### Direction
Can you write out the film review, starting at "Here is a film" and ending at "bit too nice!", substituting "skeptical teenagers" for "critical teenagers"?
— START Page excerpt —
Here is a film that can be rightly called a family film.  There is something worthwhile for all members of the family – although critical teenagers might think it is all a bit too nice!

In 1958, a Japanese expedition to Antarctica had to withdraw because of the excessive bad weather.  The members of the team had to leave behind the sled dogs when they hurriedly evacuated.  The dogs, using their canine wits and drive to live, survived the winter and were recovered at the beginning of spring. A heroic story and a tale for dog-lovers.  The Japanese made an epic film of these events in 1983, filming in Canada.  It was called, simply, Antarctica.

Producer, Frank Marshall, who had worked with Spielberg on several of his epics and who had himself directed several films, including Arachnophobia and Congo, was also the director of Alive, the story of the Uruguayan football team whose plane crashed in the Andes and who showed heroism in staying alive and finding rescuers.  Marshall is obviously at home in the snow.  He was attracted to do a remake of  Antarctica.  However, the adaptation makes the story an American one and the setting has been changed to 1993, the last year that sled dogs were allowed to be used.

Eight below is something of a mild title for this film.  For a lot of the time, the temperature is well below eight.  The film introduces us to two young men working at McMurdo Sound, hotting up in the sauna and then racing into the snow.  We feel the cold at once!  They are part of a scientific team which works there during the Antarctic summer.  Jason Biggs is Chris, a cartographer, tracing amongst other jobs, the treks of penguins.  Biggs provides some of the comic touches.  The other is Jerry, an athlete who works as a guide and who trains the dogs.  He is played as serious hero by Paul Walker (The Fast and the Furious, Timeline, Into the Blue).
— END Page excerpt —
— START Entries supplied —
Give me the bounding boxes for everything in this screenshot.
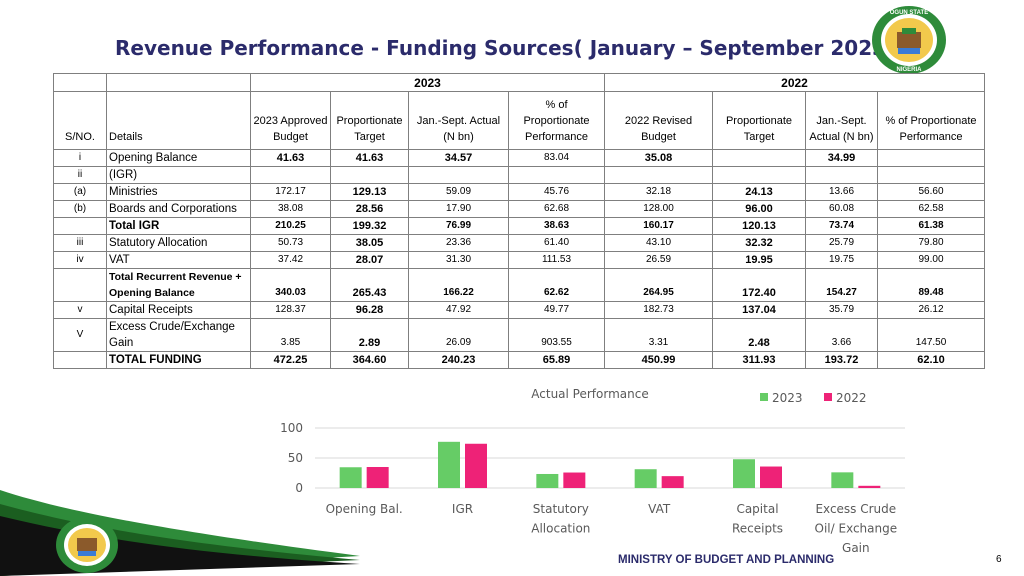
details-header: Details xyxy=(106,91,251,150)
year-2022-header: 2022 xyxy=(604,73,985,92)
chart-bars xyxy=(339,441,881,488)
table-row: iii Statutory Allocation 50.73 38.05 23.… xyxy=(53,234,985,252)
col-header: 2023 Approved Budget xyxy=(250,91,331,150)
table-row: v Capital Receipts 128.37 96.28 47.92 49… xyxy=(53,301,985,319)
bar-2023 xyxy=(438,441,460,488)
col-header: Proportionate Target xyxy=(330,91,409,150)
svg-text:NIGERIA: NIGERIA xyxy=(896,67,922,73)
chart-title: Actual Performance xyxy=(531,387,648,401)
page-title: Revenue Performance - Funding Sources( J… xyxy=(115,36,896,60)
table-row: Total IGR 210.25 199.32 76.99 38.63 160.… xyxy=(53,217,985,235)
legend-label: 2022 xyxy=(836,391,867,405)
bar-2022 xyxy=(661,476,684,488)
y-tick-label: 50 xyxy=(288,451,303,465)
legend-swatch xyxy=(760,393,768,401)
legend-swatch xyxy=(824,393,832,401)
page-number: 6 xyxy=(996,554,1002,565)
chart-legend: 2023 2022 xyxy=(760,391,867,405)
bar-2022 xyxy=(366,467,389,488)
decorative-swoosh xyxy=(0,490,360,576)
table-row: V Excess Crude/Exchange Gain 3.85 2.89 2… xyxy=(53,318,985,352)
bar-2023 xyxy=(831,472,854,488)
col-header: Jan.-Sept. Actual (N bn) xyxy=(805,91,878,150)
table-row: i Opening Balance 41.63 41.63 34.57 83.0… xyxy=(53,149,985,167)
col-header: Jan.-Sept. Actual (N bn) xyxy=(408,91,509,150)
legend-label: 2023 xyxy=(772,391,803,405)
bar-2023 xyxy=(634,469,657,488)
table-row: iv VAT 37.42 28.07 31.30 111.53 26.59 19… xyxy=(53,251,985,269)
revenue-table: 2023 2022 S/NO. Details 2023 Approved Bu… xyxy=(53,73,985,369)
y-tick-label: 100 xyxy=(280,421,303,435)
svg-text:OGUN STATE: OGUN STATE xyxy=(890,10,928,16)
x-tick-label: Statutory Allocation xyxy=(531,502,590,536)
x-tick-label: Capital Receipts xyxy=(732,502,783,536)
x-tick-label: Excess Crude Oil/ Exchange Gain xyxy=(815,502,898,555)
bar-2022 xyxy=(465,443,487,488)
bar-2022 xyxy=(563,472,586,488)
bar-2023 xyxy=(536,473,559,488)
sno-header: S/NO. xyxy=(53,91,107,150)
col-header: Proportionate Target xyxy=(712,91,806,150)
x-tick-label: IGR xyxy=(452,502,473,516)
table-row: ii (IGR) xyxy=(53,166,985,184)
bar-2022 xyxy=(760,466,782,488)
ogun-state-seal-logo: OGUN STATE NIGERIA xyxy=(872,6,946,74)
col-header: 2022 Revised Budget xyxy=(604,91,713,150)
year-2023-header: 2023 xyxy=(250,73,605,92)
bar-2022 xyxy=(858,485,881,488)
col-header: % of Proportionate Performance xyxy=(508,91,605,150)
col-header: % of Proportionate Performance xyxy=(877,91,985,150)
ogun-state-seal-logo-small xyxy=(56,517,118,573)
ministry-footer: MINISTRY OF BUDGET AND PLANNING xyxy=(618,554,835,566)
table-row: Total Recurrent Revenue + Opening Balanc… xyxy=(53,268,985,302)
x-tick-label: VAT xyxy=(648,502,671,516)
table-row: (b) Boards and Corporations 38.08 28.56 … xyxy=(53,200,985,218)
bar-2023 xyxy=(733,459,755,488)
table-row: (a) Ministries 172.17 129.13 59.09 45.76… xyxy=(53,183,985,201)
table-row-total: TOTAL FUNDING 472.25 364.60 240.23 65.89… xyxy=(53,351,985,369)
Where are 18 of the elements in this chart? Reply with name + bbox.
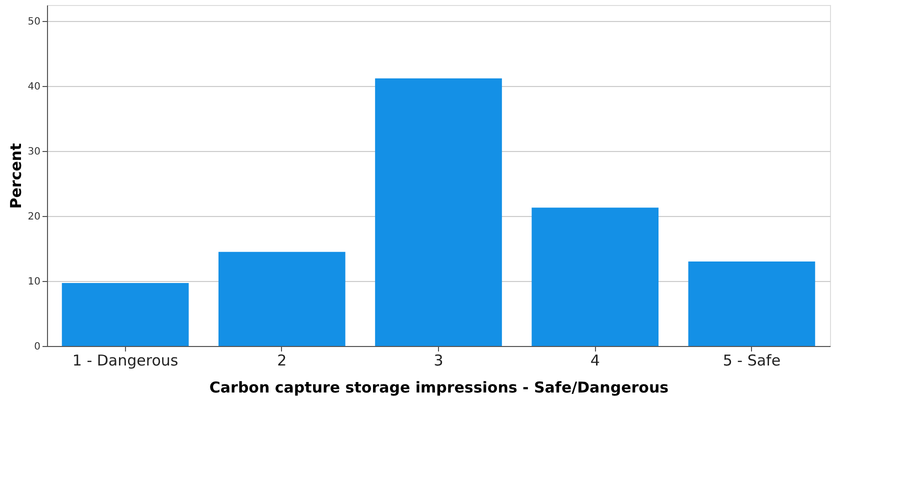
x-tick-label: 2 <box>277 352 287 370</box>
y-tick-label: 30 <box>28 146 40 158</box>
bar <box>375 78 502 346</box>
bar <box>688 262 816 346</box>
y-tick-label: 10 <box>28 276 40 288</box>
bar <box>532 208 659 346</box>
bar <box>62 282 189 346</box>
y-tick-label: 0 <box>34 342 40 352</box>
x-tick-label: 5 - Safe <box>722 352 781 370</box>
x-axis-title: Carbon capture storage impressions - Safe/Dangerous <box>209 378 669 396</box>
y-axis-title: Percent <box>6 143 25 209</box>
y-tick-label: 40 <box>28 82 40 93</box>
bar <box>218 252 346 346</box>
y-tick-label: 50 <box>28 16 40 28</box>
x-tick-label: 3 <box>434 352 444 370</box>
x-tick-label: 4 <box>590 352 600 370</box>
x-tick-label: 1 - Dangerous <box>72 352 178 370</box>
y-tick-label: 20 <box>28 212 40 223</box>
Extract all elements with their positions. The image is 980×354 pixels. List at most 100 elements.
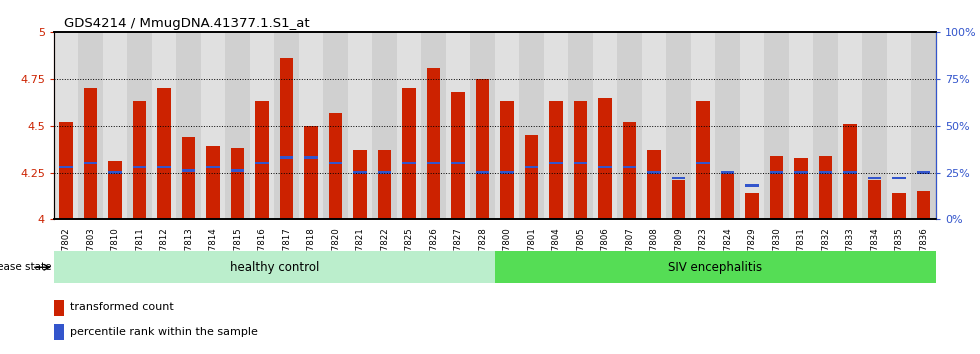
Bar xyxy=(305,126,318,219)
Bar xyxy=(495,32,519,219)
Bar xyxy=(231,148,244,219)
Bar xyxy=(844,124,857,219)
Bar xyxy=(770,171,783,174)
Bar xyxy=(231,170,244,172)
Bar xyxy=(574,162,587,164)
Bar xyxy=(893,177,906,179)
Bar xyxy=(133,166,146,168)
Bar xyxy=(54,300,64,316)
Bar xyxy=(354,150,367,219)
Bar xyxy=(54,32,78,219)
Bar xyxy=(280,58,293,219)
Bar xyxy=(887,32,911,219)
Bar xyxy=(623,122,636,219)
Bar xyxy=(446,32,470,219)
Bar xyxy=(354,171,367,174)
Bar xyxy=(697,101,710,219)
Text: GDS4214 / MmugDNA.41377.1.S1_at: GDS4214 / MmugDNA.41377.1.S1_at xyxy=(64,17,310,30)
Bar xyxy=(397,32,421,219)
Bar xyxy=(152,32,176,219)
Bar xyxy=(250,32,274,219)
Bar xyxy=(60,166,73,168)
Bar xyxy=(911,32,936,219)
Bar xyxy=(519,32,544,219)
Text: disease state: disease state xyxy=(0,262,52,272)
Bar xyxy=(525,166,538,168)
Bar xyxy=(813,32,838,219)
Bar xyxy=(109,171,122,174)
Bar xyxy=(470,32,495,219)
Bar xyxy=(158,166,171,168)
Bar xyxy=(372,32,397,219)
Bar xyxy=(299,32,323,219)
Bar xyxy=(201,32,225,219)
Bar xyxy=(617,32,642,219)
Bar xyxy=(182,170,195,172)
Bar xyxy=(280,156,293,159)
Bar xyxy=(207,166,220,168)
Bar xyxy=(452,162,465,164)
Bar xyxy=(574,101,587,219)
Bar xyxy=(501,101,514,219)
Bar xyxy=(893,193,906,219)
Bar xyxy=(329,162,342,164)
Bar xyxy=(427,68,440,219)
Bar xyxy=(158,88,171,219)
Bar xyxy=(672,177,685,179)
Bar xyxy=(78,32,103,219)
Bar xyxy=(691,32,715,219)
Bar xyxy=(746,184,759,187)
Bar xyxy=(476,171,489,174)
Bar xyxy=(274,32,299,219)
Bar xyxy=(207,146,220,219)
Bar xyxy=(862,32,887,219)
Bar xyxy=(697,162,710,164)
Bar xyxy=(305,156,318,159)
Bar xyxy=(256,162,269,164)
Bar xyxy=(917,171,930,174)
Bar xyxy=(819,156,832,219)
Bar xyxy=(868,180,881,219)
Bar xyxy=(599,166,612,168)
Bar xyxy=(648,171,661,174)
Bar xyxy=(789,32,813,219)
Bar xyxy=(54,251,495,283)
Bar xyxy=(60,122,73,219)
Bar xyxy=(103,32,127,219)
Bar xyxy=(348,32,372,219)
Bar xyxy=(403,88,416,219)
Bar xyxy=(84,162,97,164)
Bar xyxy=(648,150,661,219)
Bar xyxy=(599,97,612,219)
Bar xyxy=(795,158,808,219)
Bar xyxy=(838,32,862,219)
Bar xyxy=(721,175,734,219)
Text: percentile rank within the sample: percentile rank within the sample xyxy=(70,327,258,337)
Bar xyxy=(721,171,734,174)
Text: SIV encephalitis: SIV encephalitis xyxy=(668,261,762,274)
Text: transformed count: transformed count xyxy=(70,302,173,312)
Bar xyxy=(403,162,416,164)
Bar xyxy=(329,113,342,219)
Bar xyxy=(84,88,97,219)
Bar xyxy=(378,150,391,219)
Bar xyxy=(127,32,152,219)
Bar xyxy=(764,32,789,219)
Bar xyxy=(844,171,857,174)
Bar xyxy=(819,171,832,174)
Bar xyxy=(544,32,568,219)
Bar xyxy=(421,32,446,219)
Bar xyxy=(623,166,636,168)
Text: healthy control: healthy control xyxy=(229,261,319,274)
Bar xyxy=(452,92,465,219)
Bar xyxy=(133,101,146,219)
Bar xyxy=(378,171,391,174)
Bar xyxy=(666,32,691,219)
Bar xyxy=(672,180,685,219)
Bar xyxy=(746,193,759,219)
Bar xyxy=(256,101,269,219)
Bar xyxy=(476,79,489,219)
Bar xyxy=(642,32,666,219)
Bar xyxy=(795,171,808,174)
Bar xyxy=(225,32,250,219)
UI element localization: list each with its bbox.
— END Entries supplied —
### Result of the task
Here is a film that can be rightly called a family film.  There is something worthwhile for all members of the family – although skeptical teenagers might think it is all a bit too nice!